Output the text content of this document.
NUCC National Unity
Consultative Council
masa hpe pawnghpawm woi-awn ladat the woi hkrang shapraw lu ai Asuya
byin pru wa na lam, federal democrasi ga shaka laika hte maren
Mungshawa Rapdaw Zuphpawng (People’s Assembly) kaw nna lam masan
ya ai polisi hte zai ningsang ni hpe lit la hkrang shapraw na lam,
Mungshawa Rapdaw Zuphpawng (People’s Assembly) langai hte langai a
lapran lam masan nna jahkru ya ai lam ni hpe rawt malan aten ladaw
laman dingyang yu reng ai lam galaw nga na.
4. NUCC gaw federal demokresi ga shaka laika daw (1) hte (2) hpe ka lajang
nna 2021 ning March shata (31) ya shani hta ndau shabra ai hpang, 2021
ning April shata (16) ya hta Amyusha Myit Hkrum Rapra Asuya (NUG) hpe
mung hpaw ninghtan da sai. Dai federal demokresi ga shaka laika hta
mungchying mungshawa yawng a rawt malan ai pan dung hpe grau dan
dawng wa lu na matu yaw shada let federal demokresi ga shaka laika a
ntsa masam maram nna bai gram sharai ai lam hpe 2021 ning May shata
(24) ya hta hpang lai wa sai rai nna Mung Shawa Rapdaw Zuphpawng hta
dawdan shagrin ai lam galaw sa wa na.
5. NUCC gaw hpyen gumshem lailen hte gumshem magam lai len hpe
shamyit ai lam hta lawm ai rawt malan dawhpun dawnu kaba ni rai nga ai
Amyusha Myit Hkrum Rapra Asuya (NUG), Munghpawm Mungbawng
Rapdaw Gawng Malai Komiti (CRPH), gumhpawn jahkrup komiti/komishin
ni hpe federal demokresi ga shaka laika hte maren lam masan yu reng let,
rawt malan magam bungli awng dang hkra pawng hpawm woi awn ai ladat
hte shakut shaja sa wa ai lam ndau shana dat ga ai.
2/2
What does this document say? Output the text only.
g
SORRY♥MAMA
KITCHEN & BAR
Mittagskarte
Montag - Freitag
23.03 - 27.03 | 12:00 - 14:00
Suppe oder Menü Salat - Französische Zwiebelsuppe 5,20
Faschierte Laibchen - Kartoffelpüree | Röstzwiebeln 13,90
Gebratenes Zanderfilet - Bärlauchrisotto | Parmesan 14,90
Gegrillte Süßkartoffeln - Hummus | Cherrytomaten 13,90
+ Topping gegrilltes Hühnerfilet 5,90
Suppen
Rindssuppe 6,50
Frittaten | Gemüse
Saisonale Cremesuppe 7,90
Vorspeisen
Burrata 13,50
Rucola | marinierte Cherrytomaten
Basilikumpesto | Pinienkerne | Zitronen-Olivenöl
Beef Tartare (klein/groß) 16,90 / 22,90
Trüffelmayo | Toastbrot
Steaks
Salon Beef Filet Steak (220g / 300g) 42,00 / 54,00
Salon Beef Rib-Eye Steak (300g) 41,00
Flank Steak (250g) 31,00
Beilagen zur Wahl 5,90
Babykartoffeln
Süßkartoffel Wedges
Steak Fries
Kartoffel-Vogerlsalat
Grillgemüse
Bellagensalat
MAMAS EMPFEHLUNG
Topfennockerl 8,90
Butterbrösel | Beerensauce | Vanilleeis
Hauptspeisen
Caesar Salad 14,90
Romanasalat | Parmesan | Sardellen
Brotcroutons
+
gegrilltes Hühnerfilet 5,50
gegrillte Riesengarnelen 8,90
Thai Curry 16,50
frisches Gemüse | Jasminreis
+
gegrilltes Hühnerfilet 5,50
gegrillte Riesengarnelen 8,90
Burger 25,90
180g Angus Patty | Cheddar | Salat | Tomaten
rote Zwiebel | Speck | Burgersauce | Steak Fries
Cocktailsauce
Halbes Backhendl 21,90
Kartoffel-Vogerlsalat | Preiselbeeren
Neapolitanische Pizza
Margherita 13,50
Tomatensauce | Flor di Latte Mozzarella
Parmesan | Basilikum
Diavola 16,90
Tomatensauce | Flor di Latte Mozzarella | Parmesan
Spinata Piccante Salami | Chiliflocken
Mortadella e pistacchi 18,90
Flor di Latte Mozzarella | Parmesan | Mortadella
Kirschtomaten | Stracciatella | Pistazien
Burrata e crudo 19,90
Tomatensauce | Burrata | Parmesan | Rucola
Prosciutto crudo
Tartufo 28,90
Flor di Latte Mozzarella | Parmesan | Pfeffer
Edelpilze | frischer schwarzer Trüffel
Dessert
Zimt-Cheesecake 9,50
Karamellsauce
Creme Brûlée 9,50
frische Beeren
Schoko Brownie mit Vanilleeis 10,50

══════

Exercise task: Repeat the material above in full, keeping every word.

Output for this task:
Output the text content of this document.
NUCC National Unity
Consultative Council
masa hpe pawnghpawm woi-awn ladat the woi hkrang shapraw lu ai Asuya
byin pru wa na lam, federal democrasi ga shaka laika hte maren
Mungshawa Rapdaw Zuphpawng (People’s Assembly) kaw nna lam masan
ya ai polisi hte zai ningsang ni hpe lit la hkrang shapraw na lam,
Mungshawa Rapdaw Zuphpawng (People’s Assembly) langai hte langai a
lapran lam masan nna jahkru ya ai lam ni hpe rawt malan aten ladaw
laman dingyang yu reng ai lam galaw nga na.
4. NUCC gaw federal demokresi ga shaka laika daw (1) hte (2) hpe ka lajang
nna 2021 ning March shata (31) ya shani hta ndau shabra ai hpang, 2021
ning April shata (16) ya hta Amyusha Myit Hkrum Rapra Asuya (NUG) hpe
mung hpaw ninghtan da sai. Dai federal demokresi ga shaka laika hta
mungchying mungshawa yawng a rawt malan ai pan dung hpe grau dan
dawng wa lu na matu yaw shada let federal demokresi ga shaka laika a
ntsa masam maram nna bai gram sharai ai lam hpe 2021 ning May shata
(24) ya hta hpang lai wa sai rai nna Mung Shawa Rapdaw Zuphpawng hta
dawdan shagrin ai lam galaw sa wa na.
5. NUCC gaw hpyen gumshem lailen hte gumshem magam lai len hpe
shamyit ai lam hta lawm ai rawt malan dawhpun dawnu kaba ni rai nga ai
Amyusha Myit Hkrum Rapra Asuya (NUG), Munghpawm Mungbawng
Rapdaw Gawng Malai Komiti (CRPH), gumhpawn jahkrup komiti/komishin
ni hpe federal demokresi ga shaka laika hte maren lam masan yu reng let,
rawt malan magam bungli awng dang hkra pawng hpawm woi awn ai ladat
hte shakut shaja sa wa ai lam ndau shana dat ga ai.
2/2
What does this document say? Output the text only.
g
SORRY♥MAMA
KITCHEN & BAR
Mittagskarte
Montag - Freitag
23.03 - 27.03 | 12:00 - 14:00
Suppe oder Menü Salat - Französische Zwiebelsuppe 5,20
Faschierte Laibchen - Kartoffelpüree | Röstzwiebeln 13,90
Gebratenes Zanderfilet - Bärlauchrisotto | Parmesan 14,90
Gegrillte Süßkartoffeln - Hummus | Cherrytomaten 13,90
+ Topping gegrilltes Hühnerfilet 5,90
Suppen
Rindssuppe 6,50
Frittaten | Gemüse
Saisonale Cremesuppe 7,90
Vorspeisen
Burrata 13,50
Rucola | marinierte Cherrytomaten
Basilikumpesto | Pinienkerne | Zitronen-Olivenöl
Beef Tartare (klein/groß) 16,90 / 22,90
Trüffelmayo | Toastbrot
Steaks
Salon Beef Filet Steak (220g / 300g) 42,00 / 54,00
Salon Beef Rib-Eye Steak (300g) 41,00
Flank Steak (250g) 31,00
Beilagen zur Wahl 5,90
Babykartoffeln
Süßkartoffel Wedges
Steak Fries
Kartoffel-Vogerlsalat
Grillgemüse
Bellagensalat
MAMAS EMPFEHLUNG
Topfennockerl 8,90
Butterbrösel | Beerensauce | Vanilleeis
Hauptspeisen
Caesar Salad 14,90
Romanasalat | Parmesan | Sardellen
Brotcroutons
+
gegrilltes Hühnerfilet 5,50
gegrillte Riesengarnelen 8,90
Thai Curry 16,50
frisches Gemüse | Jasminreis
+
gegrilltes Hühnerfilet 5,50
gegrillte Riesengarnelen 8,90
Burger 25,90
180g Angus Patty | Cheddar | Salat | Tomaten
rote Zwiebel | Speck | Burgersauce | Steak Fries
Cocktailsauce
Halbes Backhendl 21,90
Kartoffel-Vogerlsalat | Preiselbeeren
Neapolitanische Pizza
Margherita 13,50
Tomatensauce | Flor di Latte Mozzarella
Parmesan | Basilikum
Diavola 16,90
Tomatensauce | Flor di Latte Mozzarella | Parmesan
Spinata Piccante Salami | Chiliflocken
Mortadella e pistacchi 18,90
Flor di Latte Mozzarella | Parmesan | Mortadella
Kirschtomaten | Stracciatella | Pistazien
Burrata e crudo 19,90
Tomatensauce | Burrata | Parmesan | Rucola
Prosciutto crudo
Tartufo 28,90
Flor di Latte Mozzarella | Parmesan | Pfeffer
Edelpilze | frischer schwarzer Trüffel
Dessert
Zimt-Cheesecake 9,50
Karamellsauce
Creme Brûlée 9,50
frische Beeren
Schoko Brownie mit Vanilleeis 10,50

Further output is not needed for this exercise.